▸ **ESTRATTO**:
Fra le strutture considerate, delle quali solo il 13% opera in edifici di recente costruzione, emergono comportamenti già ampiamente diffusi: il 71% utilizza riduttori di flusso per rubinetti e wc, il 69% ha migliorato la classe energetica degli elettrodomestici, il 60% utilizza sensori per l'illuminazione, mentre il 36% ha installato pannelli solari o impianti fotovoltaici. La raccolta differenziata è ormai una pratica consolidata nelle aree comuni e nel 79% dei casi anche nelle camere, anche se nella maggioranza dei casi viene realizzata dal personale di pulizia e non direttamente dall'ospite. Particolarmente significativo il dato secondo cui il 92% delle imprese considera la circolarità un fattore competitivo, pur riconoscendo l'onerosità degli investimenti necessari ad accompagnare la transizione.

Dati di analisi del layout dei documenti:

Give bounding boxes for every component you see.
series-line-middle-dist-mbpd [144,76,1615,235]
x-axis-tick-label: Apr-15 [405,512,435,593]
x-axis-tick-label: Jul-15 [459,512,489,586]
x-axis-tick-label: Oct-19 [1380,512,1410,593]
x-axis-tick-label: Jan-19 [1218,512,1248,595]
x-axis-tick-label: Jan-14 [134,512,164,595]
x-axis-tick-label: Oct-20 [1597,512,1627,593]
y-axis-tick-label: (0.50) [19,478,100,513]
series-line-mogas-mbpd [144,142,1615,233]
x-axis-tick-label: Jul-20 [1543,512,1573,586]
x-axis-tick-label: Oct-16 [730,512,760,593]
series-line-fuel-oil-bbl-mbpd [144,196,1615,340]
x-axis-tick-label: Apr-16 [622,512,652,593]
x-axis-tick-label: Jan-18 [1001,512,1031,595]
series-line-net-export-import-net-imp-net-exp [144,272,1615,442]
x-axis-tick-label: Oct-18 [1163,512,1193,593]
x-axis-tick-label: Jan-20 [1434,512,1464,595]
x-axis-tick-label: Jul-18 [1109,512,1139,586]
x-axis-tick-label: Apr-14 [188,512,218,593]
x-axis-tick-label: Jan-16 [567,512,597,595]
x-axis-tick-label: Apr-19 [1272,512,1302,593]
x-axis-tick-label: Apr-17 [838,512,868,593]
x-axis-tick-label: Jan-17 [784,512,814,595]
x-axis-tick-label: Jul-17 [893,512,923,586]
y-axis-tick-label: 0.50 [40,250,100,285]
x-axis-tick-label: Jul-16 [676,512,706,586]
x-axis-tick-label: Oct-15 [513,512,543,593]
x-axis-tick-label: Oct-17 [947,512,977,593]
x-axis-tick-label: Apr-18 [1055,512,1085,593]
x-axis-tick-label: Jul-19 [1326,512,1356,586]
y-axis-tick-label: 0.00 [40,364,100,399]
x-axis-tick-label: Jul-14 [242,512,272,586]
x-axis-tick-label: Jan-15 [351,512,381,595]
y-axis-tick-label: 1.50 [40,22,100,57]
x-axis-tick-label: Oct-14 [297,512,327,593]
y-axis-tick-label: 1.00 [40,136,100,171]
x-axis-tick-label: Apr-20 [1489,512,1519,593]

▸ **COSA PRODURRE**: Riscrivi l'estratto da "Fra le strutture" fino a "accompagnare la transizione." compreso, mettendo "collettori solari" al posto di "pannelli solari".

▸ **RISULTATO**:
Fra le strutture considerate, delle quali solo il 13% opera in edifici di recente costruzione, emergono comportamenti già ampiamente diffusi: il 71% utilizza riduttori di flusso per rubinetti e wc, il 69% ha migliorato la classe energetica degli elettrodomestici, il 60% utilizza sensori per l'illuminazione, mentre il 36% ha installato collettori solari o impianti fotovoltaici. La raccolta differenziata è ormai una pratica consolidata nelle aree comuni e nel 79% dei casi anche nelle camere, anche se nella maggioranza dei casi viene realizzata dal personale di pulizia e non direttamente dall'ospite. Particolarmente significativo il dato secondo cui il 92% delle imprese considera la circolarità un fattore competitivo, pur riconoscendo l'onerosità degli investimenti necessari ad accompagnare la transizione.